== Data to process
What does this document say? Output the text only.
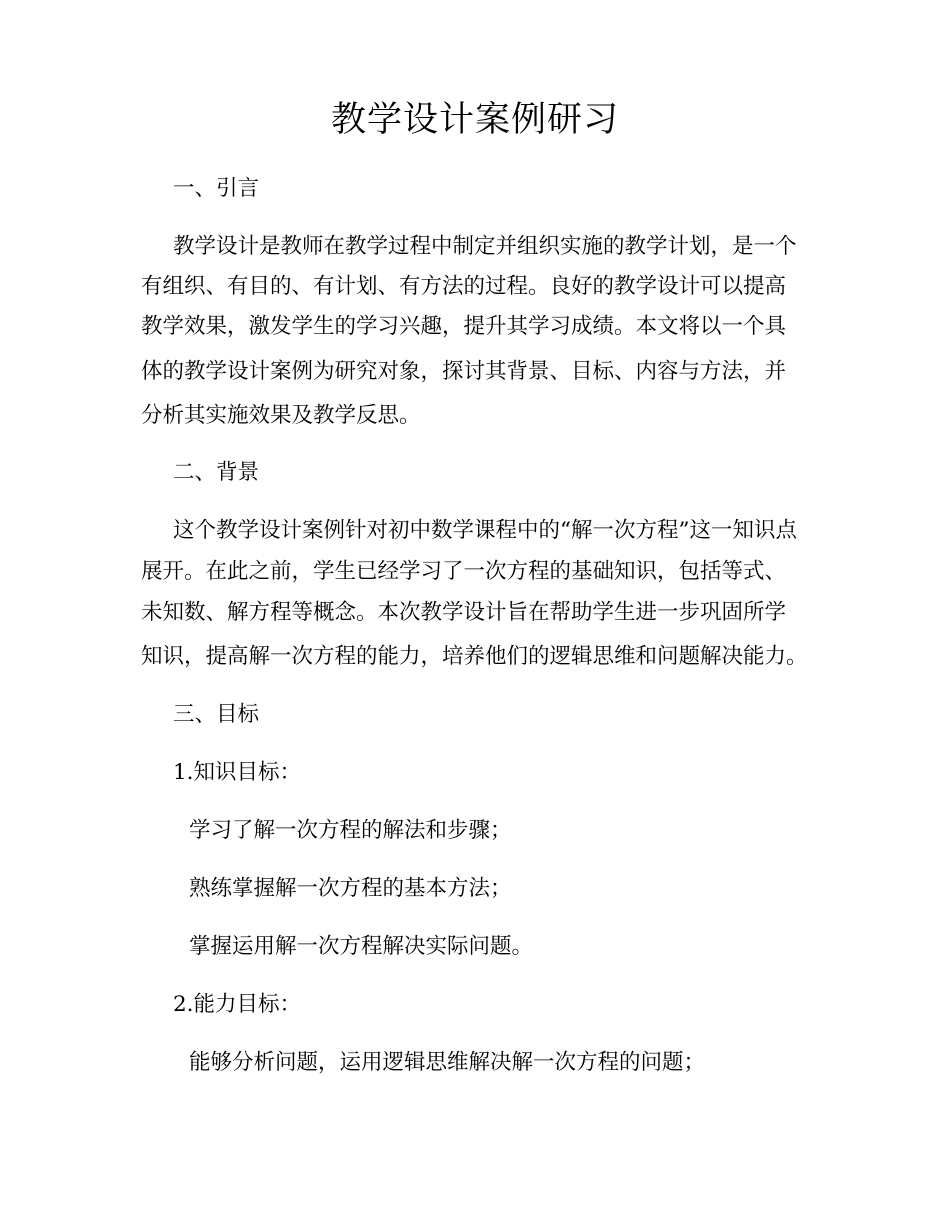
教学设计案例研习

一、引言

教学设计是教师在教学过程中制定并组织实施的教学计划，是一个

有组织、有目的、有计划、有方法的过程。良好的教学设计可以提高

教学效果，激发学生的学习兴趣，提升其学习成绩。本文将以一个具

体的教学设计案例为研究对象，探讨其背景、目标、内容与方法，并

分析其实施效果及教学反思。

二、背景

这个教学设计案例针对初中数学课程中的“解一次方程”这一知识点

展开。在此之前，学生已经学习了一次方程的基础知识，包括等式、

未知数、解方程等概念。本次教学设计旨在帮助学生进一步巩固所学

知识，提高解一次方程的能力，培养他们的逻辑思维和问题解决能力。

三、目标

1.知识目标：

学习了解一次方程的解法和步骤；

熟练掌握解一次方程的基本方法；

掌握运用解一次方程解决实际问题。

2.能力目标：

能够分析问题，运用逻辑思维解决解一次方程的问题；
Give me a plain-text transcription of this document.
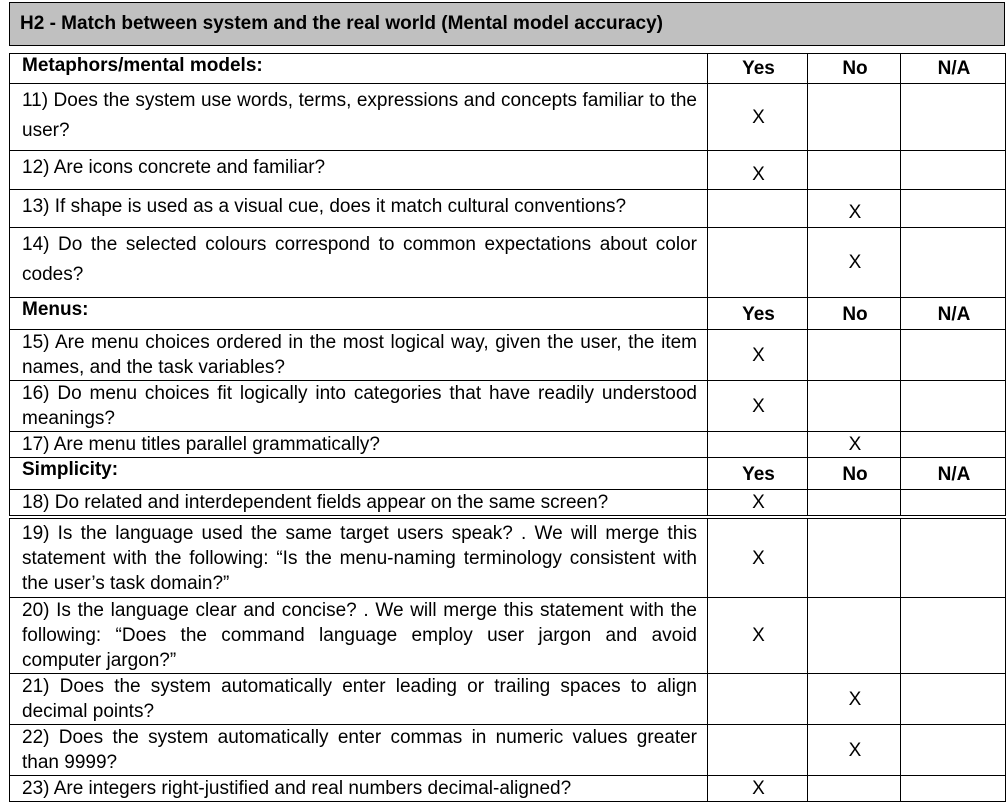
H2 - Match between system and the real world (Mental model accuracy)
Metaphors/mental models:	Yes	No	N/A
11) Does the system use words, terms, expressions and concepts familiar to the user?	X		
12) Are icons concrete and familiar?	X		
13) If shape is used as a visual cue, does it match cultural conventions?		X	
14) Do the selected colours correspond to common expectations about color codes?		X	
Menus:	Yes	No	N/A
15) Are menu choices ordered in the most logical way, given the user, the item names, and the task variables?	X		
16) Do menu choices fit logically into categories that have readily understood meanings?	X		
17) Are menu titles parallel grammatically?		X	
Simplicity:	Yes	No	N/A
18) Do related and interdependent fields appear on the same screen?	X		
19) Is the language used the same target users speak? . We will merge this statement with the following: “Is the menu-naming terminology consistent with the user’s task domain?”	X		
20) Is the language clear and concise? . We will merge this statement with the following: “Does the command language employ user jargon and avoid computer jargon?”	X		
21) Does the system automatically enter leading or trailing spaces to align decimal points?		X	
22) Does the system automatically enter commas in numeric values greater than 9999?		X	
23) Are integers right-justified and real numbers decimal-aligned?	X		
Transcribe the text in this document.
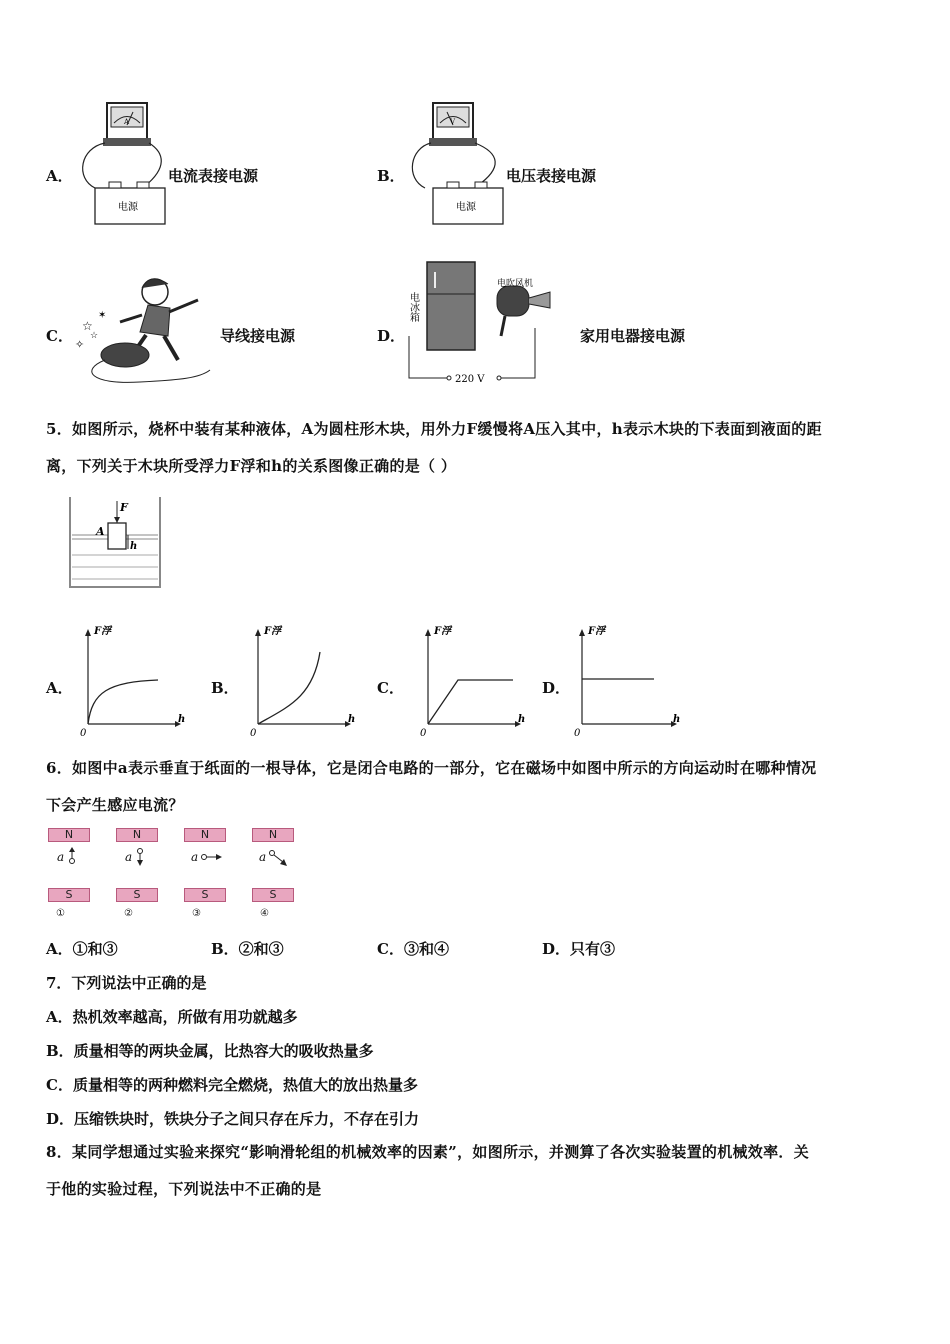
A．
A
电源
电流表接电源	B．
V
电源
电压表接电源
C．
☆
✶
✧
☆	导线接电源	D．
电冰箱
电吹风机
220 V
家用电器接电源
5．如图所示，烧杯中装有某种液体，A为圆柱形木块，用外力F缓慢将A压入其中，h表示木块的下表面到液面的距
离，下列关于木块所受浮力F浮和h的关系图像正确的是（ ）
F
A
h
A．
F浮
h
0
B．
F浮
h
0
C．
F浮
h
0
D．
F浮
h
0
6．如图中a表示垂直于纸面的一根导体，它是闭合电路的一部分，它在磁场中如图中所示的方向运动时在哪种情况
下会产生感应电流？
N
a
S
①
N
a
S
②
N
a
S
③
N
a
S
④
A．①和③	B．②和③	C．③和④	D．只有③
7．下列说法中正确的是
A．热机效率越高，所做有用功就越多
B．质量相等的两块金属，比热容大的吸收热量多
C．质量相等的两种燃料完全燃烧，热值大的放出热量多
D．压缩铁块时，铁块分子之间只存在斥力，不存在引力
8．某同学想通过实验来探究“影响滑轮组的机械效率的因素”，如图所示，并测算了各次实验装置的机械效率．关
于他的实验过程，下列说法中不正确的是
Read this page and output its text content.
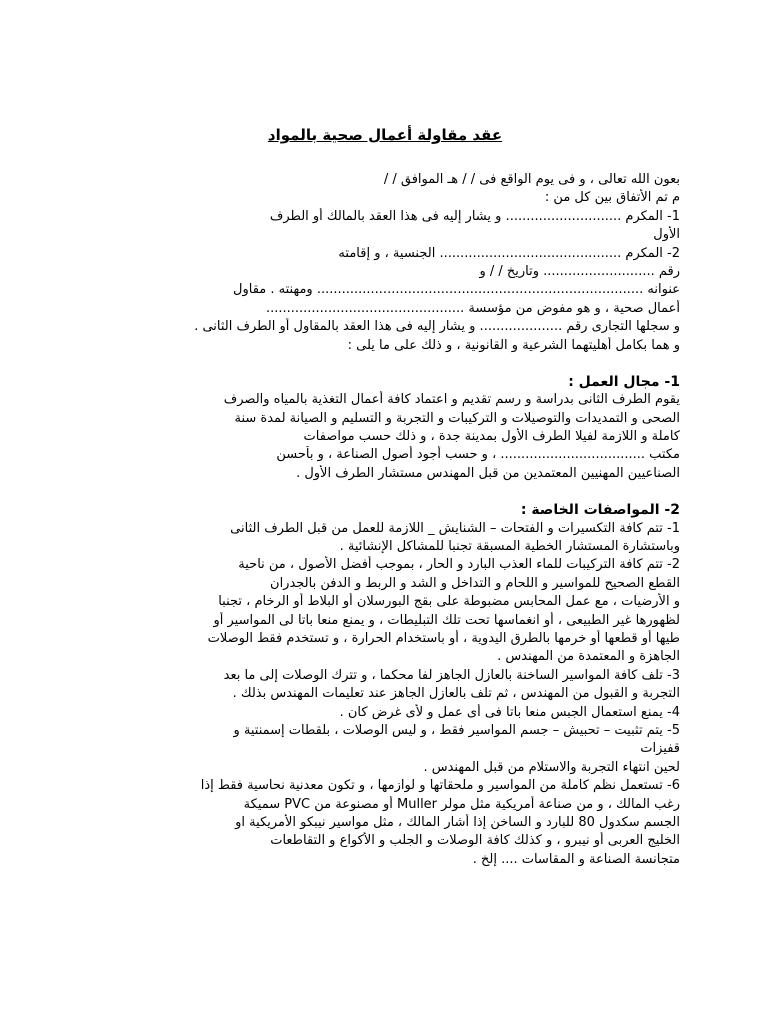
عقد مقاولة أعمال صحية بالمواد
بعون الله تعالى ، و فى يوم الواقع فى / / هـ الموافق / /
م تم الأتفاق بين كل من :
1- المكرم ............................ و يشار إليه فى هذا العقد بالمالك أو الطرف
الأول
2- المكرم ............................................ الجنسية ، و إقامته
رقم ........................... وتاريخ / / و
عنوانه ............................................................................... ومهنته . مقاول
أعمال صحية ، و هو مفوض من مؤسسة ................................................
و سجلها التجارى رقم .................... و يشار إليه فى هذا العقد بالمقاول أو الطرف الثانى .
و هما بكامل أهليتهما الشرعية و القانونية ، و ذلك على ما يلى :
1- مجال العمل :
يقوم الطرف الثانى بدراسة و رسم تقديم و اعتماد كافة أعمال التغذية بالمياه والصرف
الصحى و التمديدات والتوصيلات و التركيبات و التجربة و التسليم و الصيانة لمدة سنة
كاملة و اللازمة لفيلا الطرف الأول بمدينة جدة ، و ذلك حسب مواصفات
مكتب ................................... ، و حسب أجود أصول الصناعة ، و بأحسن
الصناعيين المهنيين المعتمدين من قبل المهندس مستشار الطرف الأول .
2- المواصفات الخاصة :
1- تتم كافة التكسيرات و الفتحات – الشنايش _ اللازمة للعمل من قبل الطرف الثانى
وباستشارة المستشار الخطية المسبقة تجنبا للمشاكل الإنشائية .
2- تتم كافة التركيبات للماء العذب البارد و الحار ، بموجب أفضل الأصول ، من ناحية
القطع الصحيح للمواسير و اللحام و التداخل و الشد و الربط و الدفن بالجدران
و الأرضيات ، مع عمل المحابس مضبوطة على بقج البورسلان أو البلاط أو الرخام ، تجنبا
لظهورها غير الطبيعى ، أو انغماسها تحت تلك التبليطات ، و يمنع منعا باتا لى المواسير أو
طيها أو قطعها أو خرمها بالطرق اليدوية ، أو باستخدام الحرارة ، و تستخدم فقط الوصلات
الجاهزة و المعتمدة من المهندس .
3- تلف كافة المواسير الساخنة بالعازل الجاهز لفا محكما ، و تترك الوصلات إلى ما بعد
التجربة و القبول من المهندس ، ثم تلف بالعازل الجاهز عند تعليمات المهندس بذلك .
4- يمنع استعمال الجبس منعا باتا فى أى عمل و لأى غرض كان .
5- يتم تثبيت – تحبيش – جسم المواسير فقط ، و ليس الوصلات ، بلقطات إسمنتية و
قفيزات
لحين انتهاء التجربة والاستلام من قبل المهندس .
6- تستعمل نظم كاملة من المواسير و ملحقاتها و لوازمها ، و تكون معدنية نحاسية فقط إذا
رغب المالك ، و من صناعة أمريكية مثل مولر Muller أو مصنوعة من PVC سميكة
الجسم سكدول 80 للبارد و الساخن إذا أشار المالك ، مثل مواسير نيبكو الأمريكية او
الخليج العربى أو نيبرو ، و كذلك كافة الوصلات و الجلب و الأكواع و التقاطعات
متجانسة الصناعة و المقاسات .... إلخ .
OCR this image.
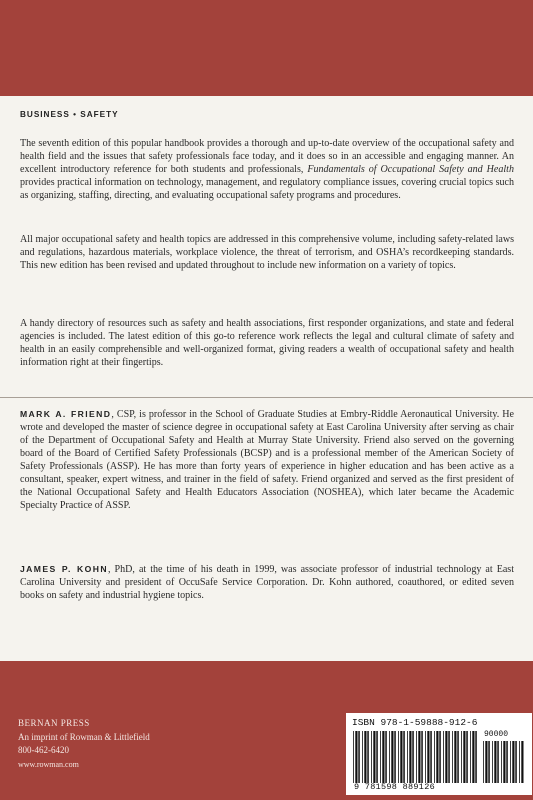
BUSINESS • SAFETY

The seventh edition of this popular handbook provides a thorough and up-to-date overview of the occupational safety and health field and the issues that safety professionals face today, and it does so in an accessible and engaging manner. An excellent introductory reference for both students and professionals, Fundamentals of Occupational Safety and Health provides practical information on technology, management, and regulatory compliance issues, covering crucial topics such as organizing, staffing, directing, and evaluating occupational safety programs and procedures.

All major occupational safety and health topics are addressed in this comprehensive volume, including safety-related laws and regulations, hazardous materials, workplace violence, the threat of terrorism, and OSHA’s recordkeeping standards. This new edition has been revised and updated throughout to include new information on a variety of topics.

A handy directory of resources such as safety and health associations, first responder organizations, and state and federal agencies is included. The latest edition of this go-to reference work reflects the legal and cultural climate of safety and health in an easily comprehensible and well-organized format, giving readers a wealth of occupational safety and health information right at their fingertips.

MARK A. FRIEND, CSP, is professor in the School of Graduate Studies at Embry-Riddle Aeronautical University. He wrote and developed the master of science degree in occupational safety at East Carolina University after serving as chair of the Department of Occupational Safety and Health at Murray State University. Friend also served on the governing board of the Board of Certified Safety Professionals (BCSP) and is a professional member of the American Society of Safety Professionals (ASSP). He has more than forty years of experience in higher education and has been active as a consultant, speaker, expert witness, and trainer in the field of safety. Friend organized and served as the first president of the National Occupational Safety and Health Educators Association (NOSHEA), which later became the Academic Specialty Practice of ASSP.

JAMES P. KOHN, PhD, at the time of his death in 1999, was associate professor of industrial technology at East Carolina University and president of OccuSafe Service Corporation. Dr. Kohn authored, coauthored, or edited seven books on safety and industrial hygiene topics.

BERNAN PRESS
An imprint of Rowman & Littlefield
800-462-6420
www.rowman.com
ISBN 978-1-59888-912-6
90000
9 781598 889126
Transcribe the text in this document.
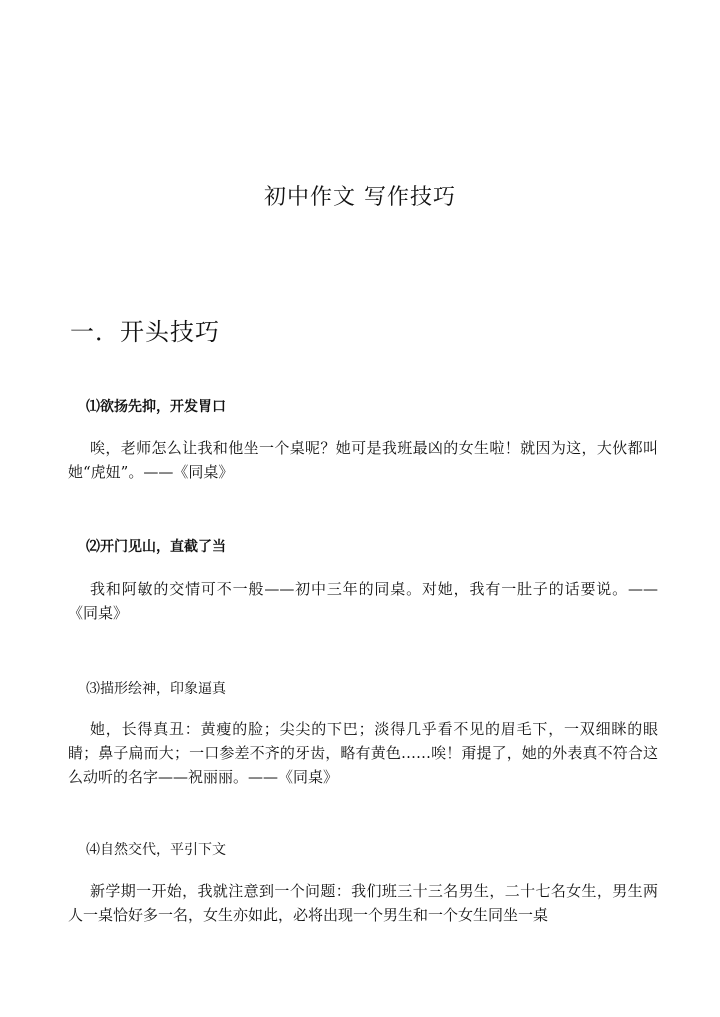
初中作文 写作技巧
一．开头技巧

⑴欲扬先抑，开发胃口

唉，老师怎么让我和他坐一个桌呢？她可是我班最凶的女生啦！就因为这，大伙都叫她“虎妞”。——《同桌》

⑵开门见山，直截了当

我和阿敏的交情可不一般——初中三年的同桌。对她，我有一肚子的话要说。——《同桌》

⑶描形绘神，印象逼真

她，长得真丑：黄瘦的脸；尖尖的下巴；淡得几乎看不见的眉毛下，一双细眯的眼睛；鼻子扁而大；一口参差不齐的牙齿，略有黄色……唉！甭提了，她的外表真不符合这么动听的名字——祝丽丽。——《同桌》

⑷自然交代，平引下文

新学期一开始，我就注意到一个问题：我们班三十三名男生，二十七名女生，男生两人一桌恰好多一名，女生亦如此，必将出现一个男生和一个女生同坐一桌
====
Copy down every line of the material above that includes the string "الطرف".

1- المكرم ............................ و يشار إليه فى هذا العقد بالمالك أو الطرف
و سجلها التجارى رقم .................... و يشار إليه فى هذا العقد بالمقاول أو الطرف الثانى .
يقوم الطرف الثانى بدراسة و رسم تقديم و اعتماد كافة أعمال التغذية بالمياه والصرف
كاملة و اللازمة لفيلا الطرف الأول بمدينة جدة ، و ذلك حسب مواصفات
الصناعيين المهنيين المعتمدين من قبل المهندس مستشار الطرف الأول .
1- تتم كافة التكسيرات و الفتحات – الشنايش _ اللازمة للعمل من قبل الطرف الثانى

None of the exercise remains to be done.